What the task asks:
Reproduce verbatim the stretch of the entries from their first line through the line containing "- sidebar-item-label: API".

Element placement data

######

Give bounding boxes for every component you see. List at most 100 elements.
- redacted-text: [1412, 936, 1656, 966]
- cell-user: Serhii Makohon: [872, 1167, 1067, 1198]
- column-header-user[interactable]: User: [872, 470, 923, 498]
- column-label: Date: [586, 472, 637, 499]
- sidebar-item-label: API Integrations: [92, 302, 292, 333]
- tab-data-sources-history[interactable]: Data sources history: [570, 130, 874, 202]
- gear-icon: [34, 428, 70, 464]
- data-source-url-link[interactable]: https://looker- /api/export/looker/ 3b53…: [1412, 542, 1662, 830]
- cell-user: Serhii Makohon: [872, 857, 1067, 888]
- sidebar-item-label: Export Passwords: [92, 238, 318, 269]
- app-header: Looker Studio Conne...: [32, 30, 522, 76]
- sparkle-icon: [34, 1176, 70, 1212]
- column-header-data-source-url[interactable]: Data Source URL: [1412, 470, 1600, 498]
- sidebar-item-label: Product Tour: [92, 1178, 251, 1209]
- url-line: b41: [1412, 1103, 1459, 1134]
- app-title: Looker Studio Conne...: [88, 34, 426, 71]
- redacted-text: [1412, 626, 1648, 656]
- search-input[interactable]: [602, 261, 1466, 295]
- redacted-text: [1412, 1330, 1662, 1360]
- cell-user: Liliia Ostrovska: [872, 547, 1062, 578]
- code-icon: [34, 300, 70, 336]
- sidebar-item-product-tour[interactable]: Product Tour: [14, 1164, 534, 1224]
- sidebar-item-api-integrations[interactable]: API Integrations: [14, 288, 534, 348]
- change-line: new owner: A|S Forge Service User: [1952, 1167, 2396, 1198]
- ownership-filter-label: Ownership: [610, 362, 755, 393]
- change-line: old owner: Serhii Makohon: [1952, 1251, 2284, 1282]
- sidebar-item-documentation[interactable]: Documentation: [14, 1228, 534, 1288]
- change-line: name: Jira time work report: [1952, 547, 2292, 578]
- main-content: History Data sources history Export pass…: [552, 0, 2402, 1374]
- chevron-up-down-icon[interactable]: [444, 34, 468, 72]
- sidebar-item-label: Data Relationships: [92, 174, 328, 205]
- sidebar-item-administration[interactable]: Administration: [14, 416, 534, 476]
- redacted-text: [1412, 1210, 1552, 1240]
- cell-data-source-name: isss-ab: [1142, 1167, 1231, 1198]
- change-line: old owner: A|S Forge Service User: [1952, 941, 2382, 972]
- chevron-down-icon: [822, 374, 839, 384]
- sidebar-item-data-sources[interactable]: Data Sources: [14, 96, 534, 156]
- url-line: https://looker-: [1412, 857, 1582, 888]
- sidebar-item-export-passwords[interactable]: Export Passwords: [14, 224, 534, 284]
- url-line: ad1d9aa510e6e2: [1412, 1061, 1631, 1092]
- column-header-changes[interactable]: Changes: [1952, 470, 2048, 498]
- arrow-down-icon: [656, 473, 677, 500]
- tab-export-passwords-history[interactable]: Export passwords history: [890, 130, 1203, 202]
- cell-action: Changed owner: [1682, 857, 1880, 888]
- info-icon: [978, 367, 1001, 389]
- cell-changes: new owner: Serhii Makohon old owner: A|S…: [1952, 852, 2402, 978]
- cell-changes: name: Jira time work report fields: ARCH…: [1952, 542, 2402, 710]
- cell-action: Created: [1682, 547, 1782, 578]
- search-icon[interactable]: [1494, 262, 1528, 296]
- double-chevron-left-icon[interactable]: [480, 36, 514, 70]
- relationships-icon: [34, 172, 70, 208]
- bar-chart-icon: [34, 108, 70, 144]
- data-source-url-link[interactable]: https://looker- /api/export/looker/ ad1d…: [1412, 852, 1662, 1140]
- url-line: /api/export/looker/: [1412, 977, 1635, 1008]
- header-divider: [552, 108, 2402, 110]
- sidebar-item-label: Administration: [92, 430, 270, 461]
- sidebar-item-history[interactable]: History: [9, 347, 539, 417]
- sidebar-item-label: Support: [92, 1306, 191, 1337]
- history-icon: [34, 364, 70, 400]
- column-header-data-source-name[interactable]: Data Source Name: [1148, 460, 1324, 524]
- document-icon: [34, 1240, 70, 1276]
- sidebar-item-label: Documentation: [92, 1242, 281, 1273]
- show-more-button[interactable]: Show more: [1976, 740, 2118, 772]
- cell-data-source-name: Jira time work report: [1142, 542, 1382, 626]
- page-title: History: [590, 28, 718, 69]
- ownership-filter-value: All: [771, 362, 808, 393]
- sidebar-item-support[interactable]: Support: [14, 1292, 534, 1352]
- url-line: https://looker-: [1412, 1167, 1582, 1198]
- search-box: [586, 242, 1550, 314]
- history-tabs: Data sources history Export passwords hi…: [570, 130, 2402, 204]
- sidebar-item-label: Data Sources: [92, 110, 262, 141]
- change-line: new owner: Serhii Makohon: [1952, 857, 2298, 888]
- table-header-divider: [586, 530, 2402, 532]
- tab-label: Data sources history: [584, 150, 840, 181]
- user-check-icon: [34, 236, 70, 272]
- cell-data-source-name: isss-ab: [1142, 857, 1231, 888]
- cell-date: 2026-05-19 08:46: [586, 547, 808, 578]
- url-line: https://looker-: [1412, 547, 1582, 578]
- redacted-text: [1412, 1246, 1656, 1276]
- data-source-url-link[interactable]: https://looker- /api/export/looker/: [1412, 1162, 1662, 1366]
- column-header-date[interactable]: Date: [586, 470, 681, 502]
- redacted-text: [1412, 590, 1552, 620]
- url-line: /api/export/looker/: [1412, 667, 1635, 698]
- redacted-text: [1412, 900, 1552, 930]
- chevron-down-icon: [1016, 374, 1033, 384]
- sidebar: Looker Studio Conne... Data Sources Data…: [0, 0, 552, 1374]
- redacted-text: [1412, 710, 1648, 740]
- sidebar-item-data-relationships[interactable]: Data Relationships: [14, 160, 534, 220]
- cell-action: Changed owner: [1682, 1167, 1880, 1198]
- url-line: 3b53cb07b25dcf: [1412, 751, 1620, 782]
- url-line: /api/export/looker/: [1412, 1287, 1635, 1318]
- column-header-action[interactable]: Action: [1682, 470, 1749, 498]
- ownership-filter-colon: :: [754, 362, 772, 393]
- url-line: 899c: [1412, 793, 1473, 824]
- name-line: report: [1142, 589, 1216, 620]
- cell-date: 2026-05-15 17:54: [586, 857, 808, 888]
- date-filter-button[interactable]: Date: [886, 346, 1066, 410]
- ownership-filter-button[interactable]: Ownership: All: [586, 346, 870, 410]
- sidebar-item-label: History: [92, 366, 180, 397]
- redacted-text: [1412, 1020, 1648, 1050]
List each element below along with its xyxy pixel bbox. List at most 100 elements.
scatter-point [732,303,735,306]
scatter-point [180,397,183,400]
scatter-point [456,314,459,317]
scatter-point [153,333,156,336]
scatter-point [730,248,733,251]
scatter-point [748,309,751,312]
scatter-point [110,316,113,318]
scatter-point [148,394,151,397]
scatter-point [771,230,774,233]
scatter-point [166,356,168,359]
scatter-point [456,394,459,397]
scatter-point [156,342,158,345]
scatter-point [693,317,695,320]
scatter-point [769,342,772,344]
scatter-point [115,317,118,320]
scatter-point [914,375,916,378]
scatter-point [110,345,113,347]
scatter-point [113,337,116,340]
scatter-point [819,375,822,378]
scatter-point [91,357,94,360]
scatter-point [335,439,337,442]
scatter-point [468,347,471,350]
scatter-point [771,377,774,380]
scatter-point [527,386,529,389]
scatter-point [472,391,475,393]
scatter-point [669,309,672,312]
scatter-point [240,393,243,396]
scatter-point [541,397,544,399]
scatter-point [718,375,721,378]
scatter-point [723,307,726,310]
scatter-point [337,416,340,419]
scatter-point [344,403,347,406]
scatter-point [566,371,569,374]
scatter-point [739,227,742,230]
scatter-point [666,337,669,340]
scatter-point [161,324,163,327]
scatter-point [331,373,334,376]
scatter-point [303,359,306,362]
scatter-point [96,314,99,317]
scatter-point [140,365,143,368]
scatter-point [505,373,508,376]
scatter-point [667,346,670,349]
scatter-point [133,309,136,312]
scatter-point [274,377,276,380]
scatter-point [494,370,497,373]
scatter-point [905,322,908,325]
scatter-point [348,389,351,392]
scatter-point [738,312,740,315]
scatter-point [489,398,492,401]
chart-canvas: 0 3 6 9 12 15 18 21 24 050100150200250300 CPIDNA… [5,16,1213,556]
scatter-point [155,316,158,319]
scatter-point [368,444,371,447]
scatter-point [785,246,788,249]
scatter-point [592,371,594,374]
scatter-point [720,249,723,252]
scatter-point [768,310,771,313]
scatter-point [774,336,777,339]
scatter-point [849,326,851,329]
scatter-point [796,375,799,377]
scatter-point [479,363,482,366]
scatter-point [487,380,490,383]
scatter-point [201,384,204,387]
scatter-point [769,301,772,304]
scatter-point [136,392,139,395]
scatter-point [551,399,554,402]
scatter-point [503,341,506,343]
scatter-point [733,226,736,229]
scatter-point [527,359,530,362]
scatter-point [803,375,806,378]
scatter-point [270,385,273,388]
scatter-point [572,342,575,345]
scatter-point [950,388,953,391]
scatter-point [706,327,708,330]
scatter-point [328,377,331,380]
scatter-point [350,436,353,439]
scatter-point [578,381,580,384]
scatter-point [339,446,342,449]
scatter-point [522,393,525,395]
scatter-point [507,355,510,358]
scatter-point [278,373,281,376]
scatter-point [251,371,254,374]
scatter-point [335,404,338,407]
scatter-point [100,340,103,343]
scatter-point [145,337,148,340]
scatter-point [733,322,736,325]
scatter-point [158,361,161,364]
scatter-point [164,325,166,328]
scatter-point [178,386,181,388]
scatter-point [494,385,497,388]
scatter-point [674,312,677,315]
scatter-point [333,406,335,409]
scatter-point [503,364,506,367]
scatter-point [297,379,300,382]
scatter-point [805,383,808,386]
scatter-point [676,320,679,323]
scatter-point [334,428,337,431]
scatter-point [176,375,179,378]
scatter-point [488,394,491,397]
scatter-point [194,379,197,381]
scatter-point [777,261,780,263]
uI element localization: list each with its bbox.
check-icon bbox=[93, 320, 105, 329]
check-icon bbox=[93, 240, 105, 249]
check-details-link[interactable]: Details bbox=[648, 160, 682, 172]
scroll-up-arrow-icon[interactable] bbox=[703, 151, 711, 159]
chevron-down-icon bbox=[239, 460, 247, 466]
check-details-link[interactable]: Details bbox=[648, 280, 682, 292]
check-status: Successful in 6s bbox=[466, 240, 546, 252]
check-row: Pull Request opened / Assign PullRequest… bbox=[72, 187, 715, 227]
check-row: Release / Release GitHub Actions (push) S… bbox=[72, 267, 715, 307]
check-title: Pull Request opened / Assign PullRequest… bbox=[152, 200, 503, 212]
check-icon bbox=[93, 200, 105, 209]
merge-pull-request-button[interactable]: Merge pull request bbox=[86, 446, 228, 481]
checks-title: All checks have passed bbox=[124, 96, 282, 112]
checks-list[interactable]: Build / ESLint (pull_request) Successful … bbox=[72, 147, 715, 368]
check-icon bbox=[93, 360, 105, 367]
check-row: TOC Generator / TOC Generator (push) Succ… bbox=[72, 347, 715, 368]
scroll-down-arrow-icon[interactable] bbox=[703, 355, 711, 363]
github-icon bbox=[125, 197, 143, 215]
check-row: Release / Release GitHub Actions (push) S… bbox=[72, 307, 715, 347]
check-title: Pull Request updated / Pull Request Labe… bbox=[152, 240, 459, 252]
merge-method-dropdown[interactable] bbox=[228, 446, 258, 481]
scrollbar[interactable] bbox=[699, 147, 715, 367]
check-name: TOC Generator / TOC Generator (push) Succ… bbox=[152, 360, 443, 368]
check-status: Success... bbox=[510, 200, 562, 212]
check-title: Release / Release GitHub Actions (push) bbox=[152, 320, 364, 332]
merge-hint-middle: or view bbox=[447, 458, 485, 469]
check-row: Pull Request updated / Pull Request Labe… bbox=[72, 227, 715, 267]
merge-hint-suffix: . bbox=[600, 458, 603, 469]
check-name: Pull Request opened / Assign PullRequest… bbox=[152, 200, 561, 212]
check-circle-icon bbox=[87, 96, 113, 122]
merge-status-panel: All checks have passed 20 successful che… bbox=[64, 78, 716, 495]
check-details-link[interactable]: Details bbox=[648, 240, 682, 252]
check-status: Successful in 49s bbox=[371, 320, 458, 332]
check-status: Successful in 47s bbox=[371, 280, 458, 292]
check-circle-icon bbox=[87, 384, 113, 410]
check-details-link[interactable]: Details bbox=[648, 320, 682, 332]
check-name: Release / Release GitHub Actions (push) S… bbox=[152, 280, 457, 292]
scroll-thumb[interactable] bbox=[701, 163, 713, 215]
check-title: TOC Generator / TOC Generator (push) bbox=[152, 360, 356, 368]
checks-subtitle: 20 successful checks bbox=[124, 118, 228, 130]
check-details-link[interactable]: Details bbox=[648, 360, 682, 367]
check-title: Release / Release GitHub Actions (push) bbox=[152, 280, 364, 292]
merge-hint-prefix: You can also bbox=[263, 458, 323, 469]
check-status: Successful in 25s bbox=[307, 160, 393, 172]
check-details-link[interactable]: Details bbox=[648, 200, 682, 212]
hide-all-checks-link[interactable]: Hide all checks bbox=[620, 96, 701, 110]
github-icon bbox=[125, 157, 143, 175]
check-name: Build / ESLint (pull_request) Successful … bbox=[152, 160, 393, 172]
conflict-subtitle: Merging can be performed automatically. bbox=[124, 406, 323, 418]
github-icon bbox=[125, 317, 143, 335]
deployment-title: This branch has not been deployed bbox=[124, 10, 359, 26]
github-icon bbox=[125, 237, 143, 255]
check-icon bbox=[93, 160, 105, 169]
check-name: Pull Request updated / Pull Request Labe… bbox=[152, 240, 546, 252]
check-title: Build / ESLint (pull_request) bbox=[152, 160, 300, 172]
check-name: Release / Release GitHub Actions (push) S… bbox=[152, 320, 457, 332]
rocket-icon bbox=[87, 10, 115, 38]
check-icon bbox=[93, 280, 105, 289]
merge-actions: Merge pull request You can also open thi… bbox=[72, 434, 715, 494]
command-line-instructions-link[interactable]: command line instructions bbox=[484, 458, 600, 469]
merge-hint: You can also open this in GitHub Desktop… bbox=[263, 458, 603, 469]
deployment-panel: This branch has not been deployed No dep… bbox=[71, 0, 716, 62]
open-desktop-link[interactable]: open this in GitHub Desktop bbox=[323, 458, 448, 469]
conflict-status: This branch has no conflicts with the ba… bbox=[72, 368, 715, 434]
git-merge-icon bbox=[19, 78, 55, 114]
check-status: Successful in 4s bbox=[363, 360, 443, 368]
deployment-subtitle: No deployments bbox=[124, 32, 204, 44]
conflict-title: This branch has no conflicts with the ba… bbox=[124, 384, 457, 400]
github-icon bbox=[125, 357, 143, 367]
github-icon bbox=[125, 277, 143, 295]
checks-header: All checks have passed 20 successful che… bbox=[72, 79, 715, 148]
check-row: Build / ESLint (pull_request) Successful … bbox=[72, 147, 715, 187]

######

Final result:
Give bounding boxes for every component you see. List at most 100 elements.
- redacted-text: [1412, 936, 1656, 966]
- cell-user: Serhii Makohon: [872, 1167, 1067, 1198]
- column-header-user[interactable]: User: [872, 470, 923, 498]
- column-label: Date: [586, 472, 637, 499]
- sidebar-item-label: API Integrations: [92, 302, 292, 333]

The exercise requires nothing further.